• **Task to complete**
Reproduce every line of the items below without any change, omitting the pictures.

• **Dataset extract**

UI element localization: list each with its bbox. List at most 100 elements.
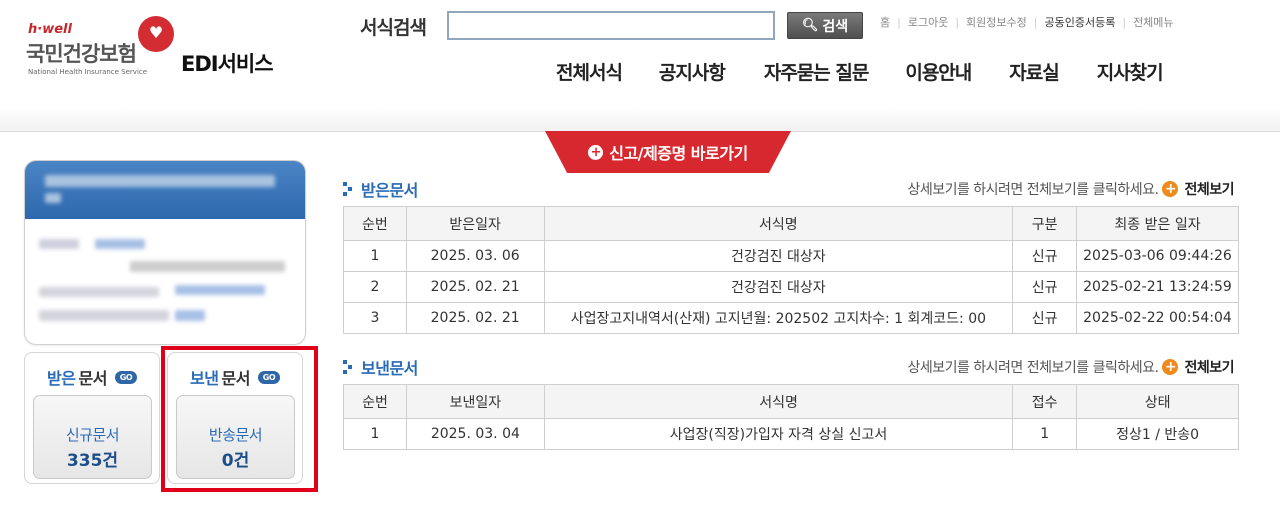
cell-type: 신규	[1012, 302, 1077, 334]
search-button[interactable]: 🔍︎ 검색	[787, 12, 863, 39]
cell-date: 2025. 03. 04	[405, 418, 545, 450]
util-separator: |	[897, 15, 901, 29]
plus-icon: +	[1162, 359, 1179, 375]
cell-no: 3	[343, 302, 407, 334]
util-logout-link[interactable]: 로그아웃	[908, 14, 948, 30]
redacted-text	[39, 239, 79, 249]
col-header: 구분	[1012, 206, 1077, 241]
logo-tagline: h·well	[28, 22, 72, 37]
report-shortcut-label: 신고/제증명 바로가기	[609, 144, 748, 163]
plus-icon: +	[1162, 181, 1179, 197]
table-header-row: 순번 보낸일자 서식명 접수 상태	[343, 384, 1239, 419]
new-docs-card[interactable]: 신규문서 335건	[33, 395, 152, 479]
received-title-rest: 문서	[78, 369, 108, 388]
table-row[interactable]: 1 2025. 03. 04 사업장(직장)가입자 자격 상실 신고서 1 정상…	[343, 418, 1239, 450]
sent-docs-table: 순번 보낸일자 서식명 접수 상태 1 2025. 03. 04 사업장(직장)…	[343, 384, 1239, 450]
report-shortcut-button[interactable]: + 신고/제증명 바로가기	[545, 131, 791, 173]
cell-no: 1	[343, 418, 407, 450]
service-title: EDI서비스	[181, 52, 274, 76]
plus-icon: +	[588, 144, 604, 160]
received-docs-table: 순번 받은일자 서식명 구분 최종 받은 일자 1 2025. 03. 06 건…	[343, 206, 1239, 334]
sent-section-title: 보낸문서	[343, 355, 418, 379]
cell-form-name[interactable]: 사업장(직장)가입자 자격 상실 신고서	[543, 418, 1014, 450]
utility-links: 홈 | 로그아웃 | 회원정보수정 | 공동인증서등록 | 전체메뉴	[880, 14, 1174, 30]
util-cert-register-link[interactable]: 공동인증서등록	[1045, 14, 1116, 30]
redacted-text	[175, 310, 205, 321]
logo-name-en: National Health Insurance Service	[28, 68, 148, 76]
logo-name-ko: 국민건강보험	[26, 42, 137, 66]
nav-all-forms[interactable]: 전체서식	[556, 58, 623, 85]
cell-last-date: 2025-02-21 13:24:59	[1076, 271, 1239, 303]
col-header: 접수	[1012, 384, 1078, 419]
redacted-text	[39, 287, 159, 297]
cell-date: 2025. 02. 21	[405, 302, 545, 334]
redacted-text	[130, 261, 285, 272]
user-info-box	[24, 160, 306, 345]
util-member-edit-link[interactable]: 회원정보수정	[966, 14, 1027, 30]
heart-logo-icon: ♥	[138, 16, 174, 52]
search-input[interactable]	[447, 11, 775, 40]
new-docs-label: 신규문서	[65, 426, 120, 444]
received-title-em: 받은	[47, 369, 76, 388]
cell-type: 신규	[1012, 271, 1077, 303]
util-separator: |	[955, 15, 960, 29]
cell-no: 1	[343, 240, 407, 272]
table-row[interactable]: 2 2025. 02. 21 건강검진 대상자 신규 2025-02-21 13…	[343, 271, 1239, 303]
nav-archive[interactable]: 자료실	[1009, 58, 1059, 85]
cell-form-name[interactable]: 건강검진 대상자	[543, 271, 1014, 303]
search-icon: 🔍︎	[801, 18, 819, 33]
section-bullet-icon	[343, 360, 353, 374]
highlight-box	[161, 346, 318, 492]
user-info-body	[25, 219, 305, 344]
cell-type: 신규	[1012, 240, 1077, 272]
nhis-logo[interactable]: h·well 국민건강보험 National Health Insurance …	[26, 16, 176, 82]
header: h·well 국민건강보험 National Health Insurance …	[0, 0, 1280, 132]
col-header: 순번	[343, 384, 407, 419]
nav-notices[interactable]: 공지사항	[659, 58, 726, 85]
util-all-menu-link[interactable]: 전체메뉴	[1133, 14, 1173, 30]
nav-guide[interactable]: 이용안내	[905, 58, 972, 85]
col-header: 서식명	[543, 384, 1014, 419]
received-docs-title: 받은 문서 GO	[25, 365, 159, 389]
cell-last-date: 2025-02-22 00:54:04	[1076, 302, 1239, 334]
col-header: 받은일자	[405, 206, 545, 241]
sent-section-title-text: 보낸문서	[361, 359, 418, 378]
redacted-text	[39, 310, 169, 321]
search-label: 서식검색	[360, 17, 427, 39]
redacted-text	[175, 285, 265, 295]
nav-branch-finder[interactable]: 지사찾기	[1097, 58, 1164, 85]
col-header: 상태	[1076, 384, 1239, 419]
table-row[interactable]: 1 2025. 03. 06 건강검진 대상자 신규 2025-03-06 09…	[343, 240, 1239, 272]
table-row[interactable]: 3 2025. 02. 21 사업장고지내역서(산재) 고지년월: 202502…	[343, 302, 1239, 334]
received-hint-text: 상세보기를 하시려면 전체보기를 클릭하세요.	[907, 182, 1159, 198]
received-docs-box: 받은 문서 GO 신규문서 335건	[24, 352, 160, 484]
received-section-title: 받은문서	[343, 177, 418, 201]
redacted-text	[45, 175, 275, 187]
redacted-text	[45, 193, 61, 203]
section-bullet-icon	[343, 182, 353, 196]
sent-view-all-link[interactable]: 전체보기	[1184, 357, 1234, 377]
util-separator: |	[1122, 15, 1127, 29]
cell-form-name[interactable]: 사업장고지내역서(산재) 고지년월: 202502 고지차수: 1 회계코드: …	[543, 302, 1014, 334]
search-button-label: 검색	[822, 18, 849, 35]
sent-section-hint: 상세보기를 하시려면 전체보기를 클릭하세요. + 전체보기	[907, 357, 1234, 377]
received-section-hint: 상세보기를 하시려면 전체보기를 클릭하세요. + 전체보기	[907, 179, 1234, 199]
util-separator: |	[1033, 15, 1038, 29]
cell-date: 2025. 03. 06	[405, 240, 545, 272]
col-header: 서식명	[543, 206, 1014, 241]
cell-date: 2025. 02. 21	[405, 271, 545, 303]
cell-status: 정상1 / 반송0	[1076, 418, 1239, 450]
col-header: 순번	[343, 206, 407, 241]
table-header-row: 순번 받은일자 서식명 구분 최종 받은 일자	[343, 206, 1239, 241]
main-nav: 전체서식 공지사항 자주묻는 질문 이용안내 자료실 지사찾기	[556, 58, 1164, 85]
received-go-button[interactable]: GO	[114, 370, 137, 384]
new-docs-count: 335건	[66, 451, 119, 471]
user-info-header	[25, 161, 305, 219]
cell-no: 2	[343, 271, 407, 303]
nav-faq[interactable]: 자주묻는 질문	[764, 58, 869, 85]
cell-form-name[interactable]: 건강검진 대상자	[543, 240, 1014, 272]
col-header: 보낸일자	[405, 384, 545, 419]
col-header: 최종 받은 일자	[1076, 206, 1239, 241]
util-home-link[interactable]: 홈	[880, 14, 890, 30]
received-view-all-link[interactable]: 전체보기	[1184, 179, 1234, 199]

• **Exercise response**
UI element localization: list each with its bbox. List at most 100 elements.
cell-type: 신규	[1012, 302, 1077, 334]
search-button[interactable]: 🔍︎ 검색	[787, 12, 863, 39]
cell-date: 2025. 03. 04	[405, 418, 545, 450]
util-separator: |	[897, 15, 901, 29]
plus-icon: +	[1162, 359, 1179, 375]
cell-no: 3	[343, 302, 407, 334]
util-logout-link[interactable]: 로그아웃	[908, 14, 948, 30]
redacted-text	[39, 239, 79, 249]
col-header: 구분	[1012, 206, 1077, 241]
logo-tagline: h·well	[28, 22, 72, 37]
report-shortcut-label: 신고/제증명 바로가기	[609, 144, 748, 163]
plus-icon: +	[1162, 181, 1179, 197]
table-header-row: 순번 보낸일자 서식명 접수 상태	[343, 384, 1239, 419]
new-docs-card[interactable]: 신규문서 335건	[33, 395, 152, 479]
received-title-rest: 문서	[78, 369, 108, 388]
table-row[interactable]: 1 2025. 03. 04 사업장(직장)가입자 자격 상실 신고서 1 정상…	[343, 418, 1239, 450]
sent-docs-table: 순번 보낸일자 서식명 접수 상태 1 2025. 03. 04 사업장(직장)…	[343, 384, 1239, 450]
report-shortcut-button[interactable]: + 신고/제증명 바로가기	[545, 131, 791, 173]
cell-no: 1	[343, 418, 407, 450]
service-title: EDI서비스	[181, 52, 274, 76]
plus-icon: +	[588, 144, 604, 160]
received-docs-table: 순번 받은일자 서식명 구분 최종 받은 일자 1 2025. 03. 06 건…	[343, 206, 1239, 334]
sent-section-title: 보낸문서	[343, 355, 418, 379]
cell-form-name[interactable]: 사업장(직장)가입자 자격 상실 신고서	[543, 418, 1014, 450]
utility-links: 홈 | 로그아웃 | 회원정보수정 | 공동인증서등록 | 전체메뉴	[880, 14, 1174, 30]
util-cert-register-link[interactable]: 공동인증서등록	[1045, 14, 1116, 30]
redacted-text	[175, 310, 205, 321]
logo-name-en: National Health Insurance Service	[28, 68, 148, 76]
logo-name-ko: 국민건강보험	[26, 42, 137, 66]
nav-all-forms[interactable]: 전체서식	[556, 58, 623, 85]
cell-last-date: 2025-02-21 13:24:59	[1076, 271, 1239, 303]
col-header: 접수	[1012, 384, 1078, 419]
redacted-text	[39, 287, 159, 297]
cell-date: 2025. 02. 21	[405, 302, 545, 334]
redacted-text	[130, 261, 285, 272]
user-info-box	[24, 160, 306, 345]
util-member-edit-link[interactable]: 회원정보수정	[966, 14, 1027, 30]
heart-logo-icon: ♥	[138, 16, 174, 52]
search-input[interactable]	[447, 11, 775, 40]
new-docs-label: 신규문서	[65, 426, 120, 444]
received-title-em: 받은	[47, 369, 76, 388]
cell-type: 신규	[1012, 271, 1077, 303]
util-separator: |	[955, 15, 960, 29]
cell-no: 1	[343, 240, 407, 272]
table-row[interactable]: 2 2025. 02. 21 건강검진 대상자 신규 2025-02-21 13…	[343, 271, 1239, 303]
nav-archive[interactable]: 자료실	[1009, 58, 1059, 85]
cell-form-name[interactable]: 건강검진 대상자	[543, 271, 1014, 303]
search-icon: 🔍︎	[801, 18, 819, 33]
section-bullet-icon	[343, 360, 353, 374]
highlight-box	[161, 346, 318, 492]
user-info-body	[25, 219, 305, 344]
cell-type: 신규	[1012, 240, 1077, 272]
nhis-logo[interactable]: h·well 국민건강보험 National Health Insurance …	[26, 16, 176, 82]
header: h·well 국민건강보험 National Health Insurance …	[0, 0, 1280, 132]
col-header: 순번	[343, 384, 407, 419]
nav-notices[interactable]: 공지사항	[659, 58, 726, 85]
util-all-menu-link[interactable]: 전체메뉴	[1133, 14, 1173, 30]
nav-guide[interactable]: 이용안내	[905, 58, 972, 85]
col-header: 서식명	[543, 384, 1014, 419]
received-docs-title: 받은 문서 GO	[25, 365, 159, 389]
cell-last-date: 2025-02-22 00:54:04	[1076, 302, 1239, 334]
col-header: 받은일자	[405, 206, 545, 241]
sent-section-title-text: 보낸문서	[361, 359, 418, 378]
redacted-text	[39, 310, 169, 321]
search-label: 서식검색	[360, 17, 427, 39]
redacted-text	[175, 285, 265, 295]
nav-branch-finder[interactable]: 지사찾기	[1097, 58, 1164, 85]
col-header: 상태	[1076, 384, 1239, 419]
table-row[interactable]: 1 2025. 03. 06 건강검진 대상자 신규 2025-03-06 09…	[343, 240, 1239, 272]
table-row[interactable]: 3 2025. 02. 21 사업장고지내역서(산재) 고지년월: 202502…	[343, 302, 1239, 334]
received-hint-text: 상세보기를 하시려면 전체보기를 클릭하세요.	[907, 182, 1159, 198]
received-docs-box: 받은 문서 GO 신규문서 335건	[24, 352, 160, 484]
received-section-title: 받은문서	[343, 177, 418, 201]
redacted-text	[45, 175, 275, 187]
redacted-text	[45, 193, 61, 203]
section-bullet-icon	[343, 182, 353, 196]
sent-view-all-link[interactable]: 전체보기	[1184, 357, 1234, 377]
util-separator: |	[1122, 15, 1127, 29]
cell-form-name[interactable]: 사업장고지내역서(산재) 고지년월: 202502 고지차수: 1 회계코드: …	[543, 302, 1014, 334]
search-button-label: 검색	[822, 18, 849, 35]
sent-section-hint: 상세보기를 하시려면 전체보기를 클릭하세요. + 전체보기	[907, 357, 1234, 377]
received-section-hint: 상세보기를 하시려면 전체보기를 클릭하세요. + 전체보기	[907, 179, 1234, 199]
util-separator: |	[1033, 15, 1038, 29]
cell-date: 2025. 03. 06	[405, 240, 545, 272]
col-header: 서식명	[543, 206, 1014, 241]
cell-date: 2025. 02. 21	[405, 271, 545, 303]
cell-status: 정상1 / 반송0	[1076, 418, 1239, 450]
col-header: 순번	[343, 206, 407, 241]
table-header-row: 순번 받은일자 서식명 구분 최종 받은 일자	[343, 206, 1239, 241]
main-nav: 전체서식 공지사항 자주묻는 질문 이용안내 자료실 지사찾기	[556, 58, 1164, 85]
received-go-button[interactable]: GO	[114, 370, 137, 384]
new-docs-count: 335건	[66, 451, 119, 471]
user-info-header	[25, 161, 305, 219]
cell-no: 2	[343, 271, 407, 303]
nav-faq[interactable]: 자주묻는 질문	[764, 58, 869, 85]
cell-form-name[interactable]: 건강검진 대상자	[543, 240, 1014, 272]
col-header: 보낸일자	[405, 384, 545, 419]
col-header: 최종 받은 일자	[1076, 206, 1239, 241]
util-home-link[interactable]: 홈	[880, 14, 890, 30]
received-view-all-link[interactable]: 전체보기	[1184, 179, 1234, 199]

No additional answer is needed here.